### DATASET ###

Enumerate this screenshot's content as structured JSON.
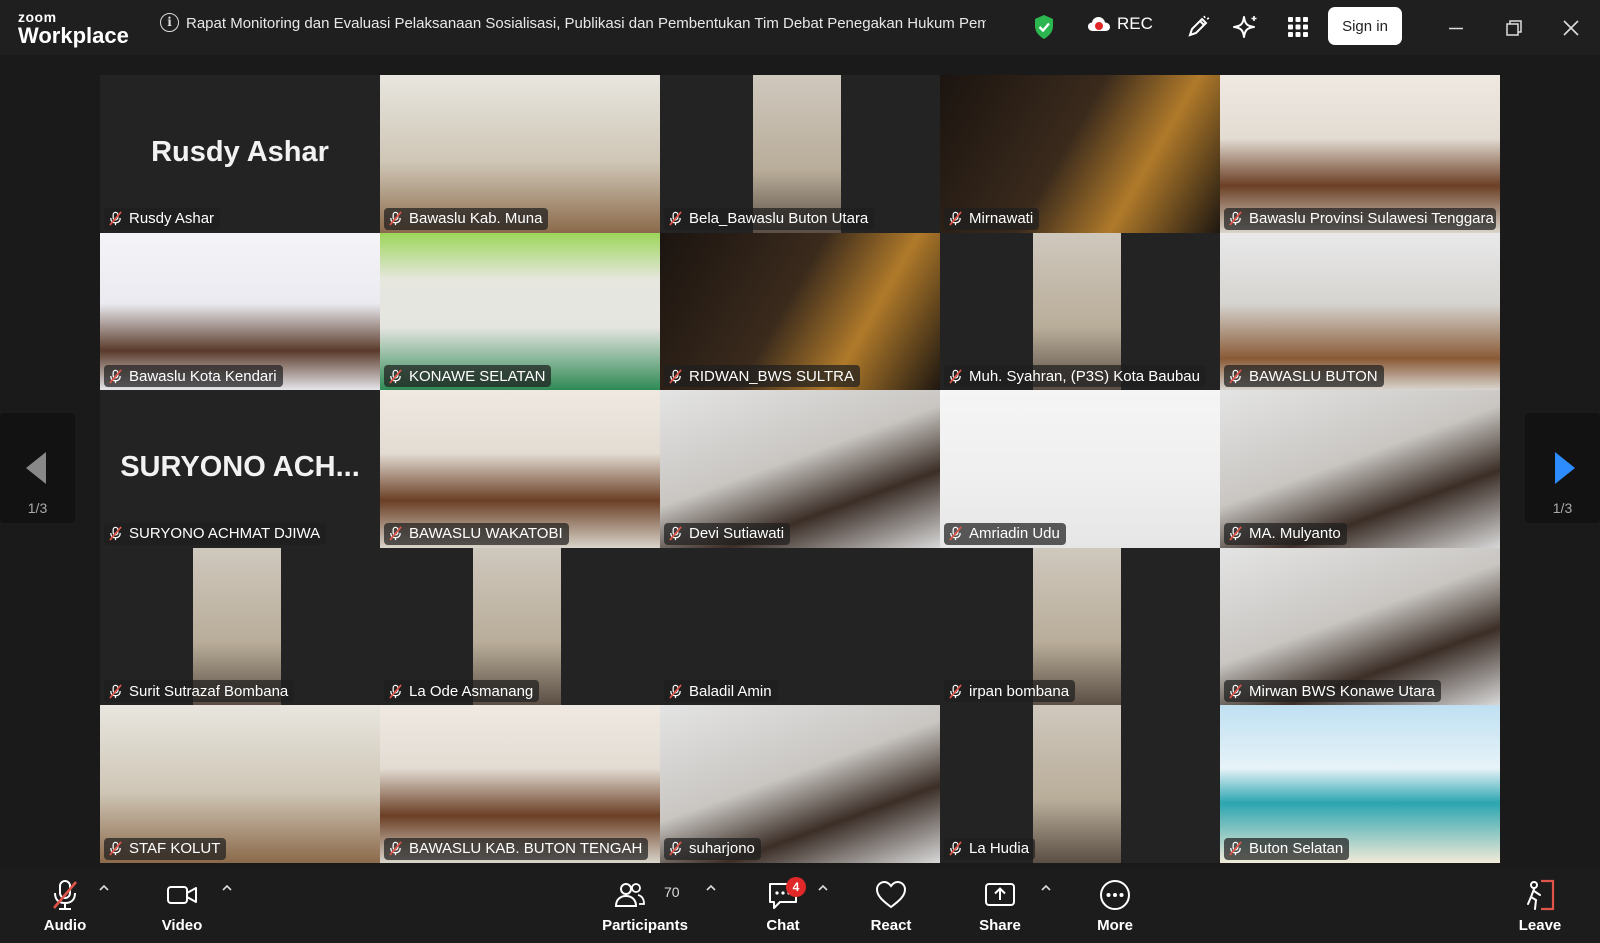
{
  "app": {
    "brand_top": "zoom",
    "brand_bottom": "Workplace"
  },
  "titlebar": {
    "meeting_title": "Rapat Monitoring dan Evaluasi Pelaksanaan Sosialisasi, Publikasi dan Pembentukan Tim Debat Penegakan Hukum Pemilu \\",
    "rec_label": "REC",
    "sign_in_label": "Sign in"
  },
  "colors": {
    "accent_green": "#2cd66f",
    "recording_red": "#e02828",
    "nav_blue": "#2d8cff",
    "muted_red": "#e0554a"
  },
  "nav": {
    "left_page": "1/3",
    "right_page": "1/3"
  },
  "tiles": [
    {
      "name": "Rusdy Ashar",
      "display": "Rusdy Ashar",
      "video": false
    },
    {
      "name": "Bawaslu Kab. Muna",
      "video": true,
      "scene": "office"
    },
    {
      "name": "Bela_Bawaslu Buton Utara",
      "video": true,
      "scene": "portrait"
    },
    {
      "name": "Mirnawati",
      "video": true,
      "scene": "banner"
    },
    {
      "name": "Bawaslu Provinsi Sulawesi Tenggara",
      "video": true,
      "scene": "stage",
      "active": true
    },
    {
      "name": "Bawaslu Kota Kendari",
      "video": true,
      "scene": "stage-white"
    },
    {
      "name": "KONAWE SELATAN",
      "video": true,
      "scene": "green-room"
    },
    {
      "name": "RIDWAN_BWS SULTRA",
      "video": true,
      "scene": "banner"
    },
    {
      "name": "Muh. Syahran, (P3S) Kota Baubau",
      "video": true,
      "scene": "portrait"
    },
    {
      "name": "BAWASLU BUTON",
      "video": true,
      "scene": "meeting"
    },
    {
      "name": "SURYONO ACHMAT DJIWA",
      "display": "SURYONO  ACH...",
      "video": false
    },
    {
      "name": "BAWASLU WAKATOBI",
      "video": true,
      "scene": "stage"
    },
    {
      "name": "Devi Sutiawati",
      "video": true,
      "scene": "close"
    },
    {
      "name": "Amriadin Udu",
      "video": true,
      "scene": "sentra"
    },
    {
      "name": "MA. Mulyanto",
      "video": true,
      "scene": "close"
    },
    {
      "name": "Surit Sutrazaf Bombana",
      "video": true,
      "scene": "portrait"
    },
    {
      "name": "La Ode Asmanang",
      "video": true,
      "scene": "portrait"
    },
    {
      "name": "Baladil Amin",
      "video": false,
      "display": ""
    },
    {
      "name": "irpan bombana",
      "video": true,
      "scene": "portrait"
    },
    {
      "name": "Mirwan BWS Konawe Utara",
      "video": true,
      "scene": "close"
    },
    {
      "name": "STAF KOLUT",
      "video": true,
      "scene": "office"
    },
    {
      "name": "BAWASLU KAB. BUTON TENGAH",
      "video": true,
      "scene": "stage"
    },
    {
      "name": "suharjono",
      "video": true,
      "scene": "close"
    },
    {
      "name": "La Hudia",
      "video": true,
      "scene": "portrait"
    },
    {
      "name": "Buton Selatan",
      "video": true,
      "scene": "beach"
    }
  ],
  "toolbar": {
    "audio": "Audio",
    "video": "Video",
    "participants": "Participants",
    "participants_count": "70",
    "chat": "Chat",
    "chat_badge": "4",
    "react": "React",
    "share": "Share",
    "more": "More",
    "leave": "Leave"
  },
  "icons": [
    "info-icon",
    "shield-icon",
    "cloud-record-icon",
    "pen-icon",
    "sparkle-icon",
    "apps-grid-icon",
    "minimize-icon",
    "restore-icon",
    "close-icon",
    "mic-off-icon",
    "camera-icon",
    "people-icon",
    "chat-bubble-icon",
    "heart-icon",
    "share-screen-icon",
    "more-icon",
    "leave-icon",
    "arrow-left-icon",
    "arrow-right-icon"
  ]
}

###

OBJECTIVE:
Among the lines above, how many contain the string "SURYONO"? State the number alone.

RESULT FOR THIS EXERCISE:
2